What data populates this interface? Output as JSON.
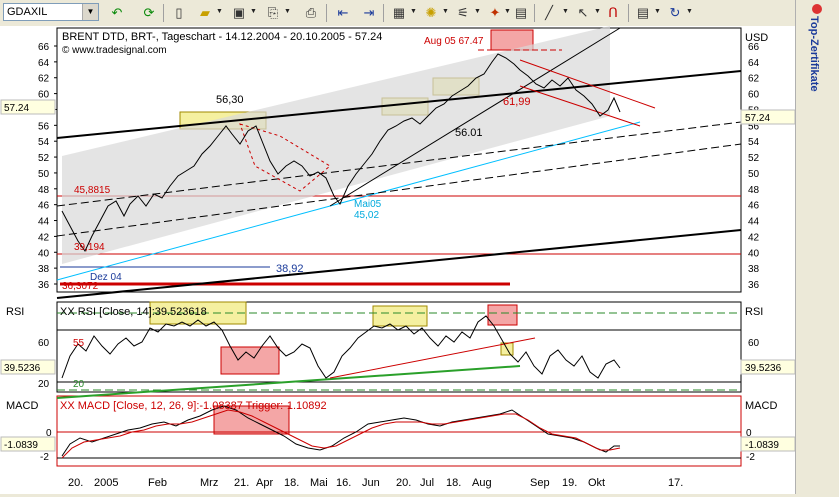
{
  "symbol_input": "GDAXIL",
  "side_panel_title": "Top-Zertifikate",
  "chart_data": [
    {
      "type": "line",
      "panel": "price",
      "header": "BRENT DTD, BRT-, Tageschart - 14.12.2004 - 20.10.2005 - 57.24",
      "source": "© www.tradesignal.com",
      "currency_label": "USD",
      "y_ticks": [
        66,
        64,
        62,
        60,
        58,
        56,
        54,
        52,
        50,
        48,
        46,
        44,
        42,
        40,
        38,
        36
      ],
      "y_ticks_right": [
        66,
        64,
        62,
        60,
        58,
        56,
        54,
        52,
        50,
        48,
        46,
        44,
        42,
        40,
        38,
        36
      ],
      "last_value": "57.24",
      "ylim": [
        35,
        67
      ],
      "annotations": {
        "high_label": "Aug 05 67.47",
        "level_5630": "56,30",
        "level_5601": "56.01",
        "level_6199": "61,99",
        "level_45815": "45,8815",
        "level_39194": "39,194",
        "low_dez": "Dez 04",
        "level_363": "36,3072",
        "mai05": "Mai05",
        "mai05_value": "45,02",
        "level_3892": "38,92"
      }
    },
    {
      "type": "line",
      "panel": "rsi",
      "panel_label": "RSI",
      "legend": "XX RSI [Close, 14]:39.523618",
      "y_ticks": [
        60,
        20
      ],
      "last_value": "39.5236",
      "level_55": "55",
      "level_20": "20"
    },
    {
      "type": "line",
      "panel": "macd",
      "panel_label": "MACD",
      "legend": "XX MACD [Close, 12, 26, 9]:-1.08387 Trigger:-1.10892",
      "y_ticks": [
        0,
        -2
      ],
      "last_value": "-1.0839"
    }
  ],
  "x_axis_labels": [
    "20.",
    "2005",
    "Feb",
    "Mrz",
    "21.",
    "Apr",
    "18.",
    "Mai",
    "16.",
    "Jun",
    "20.",
    "Jul",
    "18.",
    "Aug",
    "Sep",
    "19.",
    "Okt",
    "17."
  ],
  "colors": {
    "price_line": "#000000",
    "red_line": "#cc0000",
    "cyan_line": "#00bfff",
    "highlight_yellow": "#f5f0a0",
    "highlight_red": "#f4a6a6"
  }
}
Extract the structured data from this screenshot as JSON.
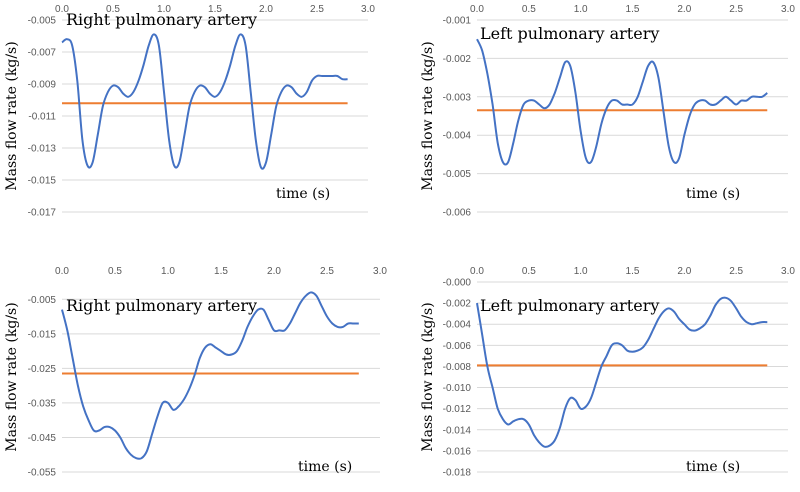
{
  "chart_data": [
    {
      "type": "line",
      "title": "Right pulmonary artery",
      "xlabel": "time (s)",
      "ylabel": "Mass flow rate (kg/s)",
      "xlim": [
        0,
        3
      ],
      "ylim": [
        -0.017,
        -0.005
      ],
      "grid": true,
      "x_ticks": [
        0.0,
        0.5,
        1.0,
        1.5,
        2.0,
        2.5,
        3.0
      ],
      "x_tick_labels": [
        "0.0",
        "0.5",
        "1.0",
        "1.5",
        "2.0",
        "2.5",
        "3.0"
      ],
      "y_ticks": [
        -0.005,
        -0.007,
        -0.009,
        -0.011,
        -0.013,
        -0.015,
        -0.017
      ],
      "y_tick_labels": [
        "-0.005",
        "-0.007",
        "-0.009",
        "-0.011",
        "-0.013",
        "-0.015",
        "-0.017"
      ],
      "series": [
        {
          "name": "mass flow rate",
          "color": "#4472c4",
          "x": [
            0.0,
            0.05,
            0.1,
            0.15,
            0.2,
            0.25,
            0.3,
            0.35,
            0.4,
            0.45,
            0.5,
            0.55,
            0.6,
            0.65,
            0.7,
            0.75,
            0.8,
            0.85,
            0.9,
            0.95,
            1.0,
            1.05,
            1.1,
            1.15,
            1.2,
            1.25,
            1.3,
            1.35,
            1.4,
            1.45,
            1.5,
            1.55,
            1.6,
            1.65,
            1.7,
            1.75,
            1.8,
            1.85,
            1.9,
            1.95,
            2.0,
            2.05,
            2.1,
            2.15,
            2.2,
            2.25,
            2.3,
            2.35,
            2.4,
            2.45,
            2.5,
            2.55,
            2.6,
            2.65,
            2.7,
            2.75,
            2.8
          ],
          "y": [
            -0.0064,
            -0.0062,
            -0.0066,
            -0.0088,
            -0.0125,
            -0.0141,
            -0.0139,
            -0.0122,
            -0.0104,
            -0.0095,
            -0.0091,
            -0.0092,
            -0.0096,
            -0.0098,
            -0.0095,
            -0.0088,
            -0.0078,
            -0.0066,
            -0.0059,
            -0.0066,
            -0.0095,
            -0.0125,
            -0.0141,
            -0.0139,
            -0.0122,
            -0.0104,
            -0.0095,
            -0.0091,
            -0.0092,
            -0.0096,
            -0.0098,
            -0.0095,
            -0.0088,
            -0.0078,
            -0.0066,
            -0.0059,
            -0.0066,
            -0.0095,
            -0.0125,
            -0.0142,
            -0.0139,
            -0.0122,
            -0.0104,
            -0.0095,
            -0.0091,
            -0.0092,
            -0.0096,
            -0.0098,
            -0.0095,
            -0.0088,
            -0.0085,
            -0.0085,
            -0.0085,
            -0.0085,
            -0.0085,
            -0.0087,
            -0.0087
          ]
        }
      ],
      "mean_line": {
        "value": -0.0102,
        "color": "#ed7d31",
        "x_range": [
          0,
          2.8
        ]
      }
    },
    {
      "type": "line",
      "title": "Left pulmonary artery",
      "xlabel": "time (s)",
      "ylabel": "Mass flow rate (kg/s)",
      "xlim": [
        0,
        3
      ],
      "ylim": [
        -0.006,
        -0.001
      ],
      "grid": true,
      "x_ticks": [
        0.0,
        0.5,
        1.0,
        1.5,
        2.0,
        2.5,
        3.0
      ],
      "x_tick_labels": [
        "0.0",
        "0.5",
        "1.0",
        "1.5",
        "2.0",
        "2.5",
        "3.0"
      ],
      "y_ticks": [
        -0.001,
        -0.002,
        -0.003,
        -0.004,
        -0.005,
        -0.006
      ],
      "y_tick_labels": [
        "-0.001",
        "-0.002",
        "-0.003",
        "-0.004",
        "-0.005",
        "-0.006"
      ],
      "series": [
        {
          "name": "mass flow rate",
          "color": "#4472c4",
          "x": [
            0.0,
            0.05,
            0.1,
            0.15,
            0.2,
            0.25,
            0.3,
            0.35,
            0.4,
            0.45,
            0.5,
            0.55,
            0.6,
            0.65,
            0.7,
            0.75,
            0.8,
            0.85,
            0.9,
            0.95,
            1.0,
            1.05,
            1.1,
            1.15,
            1.2,
            1.25,
            1.3,
            1.35,
            1.4,
            1.45,
            1.5,
            1.55,
            1.6,
            1.65,
            1.7,
            1.75,
            1.8,
            1.85,
            1.9,
            1.95,
            2.0,
            2.05,
            2.1,
            2.15,
            2.2,
            2.25,
            2.3,
            2.35,
            2.4,
            2.45,
            2.5,
            2.55,
            2.6,
            2.65,
            2.7,
            2.75,
            2.8
          ],
          "y": [
            -0.0015,
            -0.0018,
            -0.0024,
            -0.0032,
            -0.0042,
            -0.0047,
            -0.0047,
            -0.0042,
            -0.0036,
            -0.0032,
            -0.0031,
            -0.0031,
            -0.0032,
            -0.0033,
            -0.0032,
            -0.0029,
            -0.0025,
            -0.0021,
            -0.0022,
            -0.0029,
            -0.0039,
            -0.0046,
            -0.0047,
            -0.0043,
            -0.0037,
            -0.0033,
            -0.0031,
            -0.0031,
            -0.0032,
            -0.0032,
            -0.0032,
            -0.003,
            -0.0026,
            -0.0022,
            -0.0021,
            -0.0025,
            -0.0034,
            -0.0043,
            -0.0047,
            -0.0046,
            -0.004,
            -0.0035,
            -0.0032,
            -0.0031,
            -0.0031,
            -0.0032,
            -0.0032,
            -0.0031,
            -0.003,
            -0.0031,
            -0.0032,
            -0.0031,
            -0.0031,
            -0.003,
            -0.003,
            -0.003,
            -0.0029
          ]
        }
      ],
      "mean_line": {
        "value": -0.00335,
        "color": "#ed7d31",
        "x_range": [
          0,
          2.8
        ]
      }
    },
    {
      "type": "line",
      "title": "Right pulmonary artery",
      "xlabel": "time (s)",
      "ylabel": "Mass flow rate (kg/s)",
      "xlim": [
        0,
        3
      ],
      "ylim": [
        -0.055,
        0.0
      ],
      "grid": true,
      "x_ticks": [
        0.0,
        0.5,
        1.0,
        1.5,
        2.0,
        2.5,
        3.0
      ],
      "x_tick_labels": [
        "0.0",
        "0.5",
        "1.0",
        "1.5",
        "2.0",
        "2.5",
        "3.0"
      ],
      "y_ticks": [
        -0.005,
        -0.015,
        -0.025,
        -0.035,
        -0.045,
        -0.055
      ],
      "y_tick_labels": [
        "-0.005",
        "-0.015",
        "-0.025",
        "-0.035",
        "-0.045",
        "-0.055"
      ],
      "series": [
        {
          "name": "mass flow rate",
          "color": "#4472c4",
          "x": [
            0.0,
            0.05,
            0.1,
            0.15,
            0.2,
            0.25,
            0.3,
            0.35,
            0.4,
            0.45,
            0.5,
            0.55,
            0.6,
            0.65,
            0.7,
            0.75,
            0.8,
            0.85,
            0.9,
            0.95,
            1.0,
            1.05,
            1.1,
            1.15,
            1.2,
            1.25,
            1.3,
            1.35,
            1.4,
            1.45,
            1.5,
            1.55,
            1.6,
            1.65,
            1.7,
            1.75,
            1.8,
            1.85,
            1.9,
            1.95,
            2.0,
            2.05,
            2.1,
            2.15,
            2.2,
            2.25,
            2.3,
            2.35,
            2.4,
            2.45,
            2.5,
            2.55,
            2.6,
            2.65,
            2.7,
            2.75,
            2.8
          ],
          "y": [
            -0.008,
            -0.014,
            -0.022,
            -0.03,
            -0.036,
            -0.04,
            -0.043,
            -0.043,
            -0.042,
            -0.042,
            -0.043,
            -0.045,
            -0.048,
            -0.05,
            -0.051,
            -0.051,
            -0.049,
            -0.044,
            -0.039,
            -0.035,
            -0.035,
            -0.037,
            -0.036,
            -0.034,
            -0.031,
            -0.027,
            -0.022,
            -0.019,
            -0.018,
            -0.019,
            -0.02,
            -0.021,
            -0.021,
            -0.02,
            -0.017,
            -0.013,
            -0.01,
            -0.008,
            -0.008,
            -0.011,
            -0.014,
            -0.014,
            -0.014,
            -0.012,
            -0.009,
            -0.006,
            -0.004,
            -0.003,
            -0.004,
            -0.007,
            -0.01,
            -0.012,
            -0.013,
            -0.013,
            -0.012,
            -0.012,
            -0.012
          ]
        }
      ],
      "mean_line": {
        "value": -0.0265,
        "color": "#ed7d31",
        "x_range": [
          0,
          2.8
        ]
      }
    },
    {
      "type": "line",
      "title": "Left pulmonary artery",
      "xlabel": "time (s)",
      "ylabel": "Mass flow rate (kg/s)",
      "xlim": [
        0,
        3
      ],
      "ylim": [
        -0.018,
        0.0
      ],
      "grid": true,
      "x_ticks": [
        0.0,
        0.5,
        1.0,
        1.5,
        2.0,
        2.5,
        3.0
      ],
      "x_tick_labels": [
        "0.0",
        "0.5",
        "1.0",
        "1.5",
        "2.0",
        "2.5",
        "3.0"
      ],
      "y_ticks": [
        0.0,
        -0.002,
        -0.004,
        -0.006,
        -0.008,
        -0.01,
        -0.012,
        -0.014,
        -0.016,
        -0.018
      ],
      "y_tick_labels": [
        "-0.000",
        "-0.002",
        "-0.004",
        "-0.006",
        "-0.008",
        "-0.010",
        "-0.012",
        "-0.014",
        "-0.016",
        "-0.018"
      ],
      "series": [
        {
          "name": "mass flow rate",
          "color": "#4472c4",
          "x": [
            0.0,
            0.05,
            0.1,
            0.15,
            0.2,
            0.25,
            0.3,
            0.35,
            0.4,
            0.45,
            0.5,
            0.55,
            0.6,
            0.65,
            0.7,
            0.75,
            0.8,
            0.85,
            0.9,
            0.95,
            1.0,
            1.05,
            1.1,
            1.15,
            1.2,
            1.25,
            1.3,
            1.35,
            1.4,
            1.45,
            1.5,
            1.55,
            1.6,
            1.65,
            1.7,
            1.75,
            1.8,
            1.85,
            1.9,
            1.95,
            2.0,
            2.05,
            2.1,
            2.15,
            2.2,
            2.25,
            2.3,
            2.35,
            2.4,
            2.45,
            2.5,
            2.55,
            2.6,
            2.65,
            2.7,
            2.75,
            2.8
          ],
          "y": [
            -0.002,
            -0.005,
            -0.008,
            -0.01,
            -0.012,
            -0.013,
            -0.0135,
            -0.0132,
            -0.013,
            -0.013,
            -0.0135,
            -0.0145,
            -0.0152,
            -0.0156,
            -0.0155,
            -0.015,
            -0.0138,
            -0.012,
            -0.011,
            -0.0112,
            -0.012,
            -0.0118,
            -0.011,
            -0.0095,
            -0.008,
            -0.007,
            -0.006,
            -0.0058,
            -0.006,
            -0.0065,
            -0.0066,
            -0.0065,
            -0.0062,
            -0.0055,
            -0.0045,
            -0.0035,
            -0.0028,
            -0.0025,
            -0.0028,
            -0.0035,
            -0.004,
            -0.0045,
            -0.0046,
            -0.0044,
            -0.004,
            -0.0032,
            -0.0022,
            -0.0016,
            -0.0015,
            -0.0018,
            -0.0025,
            -0.0033,
            -0.0038,
            -0.004,
            -0.0039,
            -0.0038,
            -0.0038
          ]
        }
      ],
      "mean_line": {
        "value": -0.0079,
        "color": "#ed7d31",
        "x_range": [
          0,
          2.8
        ]
      }
    }
  ]
}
-------------------------
What is the number of lines in the records above that include the word "this"? Reply with that number and nothing more.

● **In response**
2